→ **Goal**
Scan the data below for the string "text". Show every line where it turns up.

## Start

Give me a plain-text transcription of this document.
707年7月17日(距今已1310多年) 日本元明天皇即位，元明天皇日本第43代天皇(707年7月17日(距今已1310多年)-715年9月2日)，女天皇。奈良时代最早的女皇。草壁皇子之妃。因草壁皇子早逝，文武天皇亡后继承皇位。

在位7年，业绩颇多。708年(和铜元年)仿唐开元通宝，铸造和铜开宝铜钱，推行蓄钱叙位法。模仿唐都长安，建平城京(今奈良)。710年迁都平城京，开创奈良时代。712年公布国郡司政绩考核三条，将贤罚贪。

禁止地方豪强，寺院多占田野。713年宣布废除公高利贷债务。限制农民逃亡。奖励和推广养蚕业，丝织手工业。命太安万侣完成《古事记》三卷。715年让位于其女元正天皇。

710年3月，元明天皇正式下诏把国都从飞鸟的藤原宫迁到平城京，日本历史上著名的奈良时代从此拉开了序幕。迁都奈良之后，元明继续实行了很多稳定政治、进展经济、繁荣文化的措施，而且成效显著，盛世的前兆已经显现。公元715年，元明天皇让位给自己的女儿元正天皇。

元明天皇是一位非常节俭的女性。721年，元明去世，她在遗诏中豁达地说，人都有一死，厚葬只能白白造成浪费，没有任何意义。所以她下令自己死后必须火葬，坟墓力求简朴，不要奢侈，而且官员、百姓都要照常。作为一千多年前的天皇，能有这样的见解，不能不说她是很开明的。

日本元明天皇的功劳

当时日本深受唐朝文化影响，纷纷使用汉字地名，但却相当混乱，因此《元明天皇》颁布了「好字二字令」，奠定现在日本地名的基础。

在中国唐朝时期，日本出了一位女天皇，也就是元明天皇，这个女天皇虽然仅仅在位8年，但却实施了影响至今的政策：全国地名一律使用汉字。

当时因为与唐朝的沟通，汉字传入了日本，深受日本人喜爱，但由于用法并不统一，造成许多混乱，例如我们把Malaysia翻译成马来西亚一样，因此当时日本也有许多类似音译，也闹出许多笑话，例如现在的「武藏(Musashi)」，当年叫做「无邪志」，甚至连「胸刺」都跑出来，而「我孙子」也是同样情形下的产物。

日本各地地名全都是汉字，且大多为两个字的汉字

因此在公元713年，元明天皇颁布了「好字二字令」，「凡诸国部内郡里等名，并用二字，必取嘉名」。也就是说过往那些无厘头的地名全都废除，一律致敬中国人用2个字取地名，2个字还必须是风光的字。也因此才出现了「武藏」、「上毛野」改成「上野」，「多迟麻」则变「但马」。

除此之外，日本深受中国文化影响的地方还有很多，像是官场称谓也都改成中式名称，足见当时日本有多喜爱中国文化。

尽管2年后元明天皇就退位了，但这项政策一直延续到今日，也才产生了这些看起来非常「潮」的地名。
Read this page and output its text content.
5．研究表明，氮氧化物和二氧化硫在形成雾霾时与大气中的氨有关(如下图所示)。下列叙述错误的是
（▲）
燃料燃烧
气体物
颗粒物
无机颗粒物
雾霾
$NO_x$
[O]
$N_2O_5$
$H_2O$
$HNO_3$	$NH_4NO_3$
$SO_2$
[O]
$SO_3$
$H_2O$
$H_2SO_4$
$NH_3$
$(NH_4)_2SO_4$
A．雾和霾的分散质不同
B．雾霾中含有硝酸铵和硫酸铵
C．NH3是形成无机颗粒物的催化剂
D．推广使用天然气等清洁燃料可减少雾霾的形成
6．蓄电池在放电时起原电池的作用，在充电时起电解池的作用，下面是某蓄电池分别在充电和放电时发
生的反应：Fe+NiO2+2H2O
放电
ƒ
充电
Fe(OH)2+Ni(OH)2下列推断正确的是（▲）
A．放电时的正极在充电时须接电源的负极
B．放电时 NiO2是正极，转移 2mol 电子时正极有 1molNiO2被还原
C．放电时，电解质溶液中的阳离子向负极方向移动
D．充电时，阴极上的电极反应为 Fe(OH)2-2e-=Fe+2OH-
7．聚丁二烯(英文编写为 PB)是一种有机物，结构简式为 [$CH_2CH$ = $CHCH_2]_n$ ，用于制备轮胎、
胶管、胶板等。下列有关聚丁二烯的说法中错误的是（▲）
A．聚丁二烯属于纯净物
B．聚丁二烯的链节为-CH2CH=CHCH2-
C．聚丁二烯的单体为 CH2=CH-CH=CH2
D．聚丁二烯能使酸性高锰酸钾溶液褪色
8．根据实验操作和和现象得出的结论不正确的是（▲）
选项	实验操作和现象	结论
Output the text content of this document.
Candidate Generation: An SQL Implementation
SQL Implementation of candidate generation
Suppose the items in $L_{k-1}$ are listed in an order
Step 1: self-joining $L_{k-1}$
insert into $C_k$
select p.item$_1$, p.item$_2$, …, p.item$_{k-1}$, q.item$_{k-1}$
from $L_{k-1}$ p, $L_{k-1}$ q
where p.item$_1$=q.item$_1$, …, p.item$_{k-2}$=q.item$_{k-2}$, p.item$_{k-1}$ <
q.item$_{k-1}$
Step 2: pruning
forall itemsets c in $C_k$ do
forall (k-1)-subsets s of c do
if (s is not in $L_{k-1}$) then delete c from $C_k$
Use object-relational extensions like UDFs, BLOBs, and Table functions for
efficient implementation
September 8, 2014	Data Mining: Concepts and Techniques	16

## End

→ **Exercise solution**
Give me a plain-text transcription of this document.
Read this page and output its text content.
Output the text content of this document.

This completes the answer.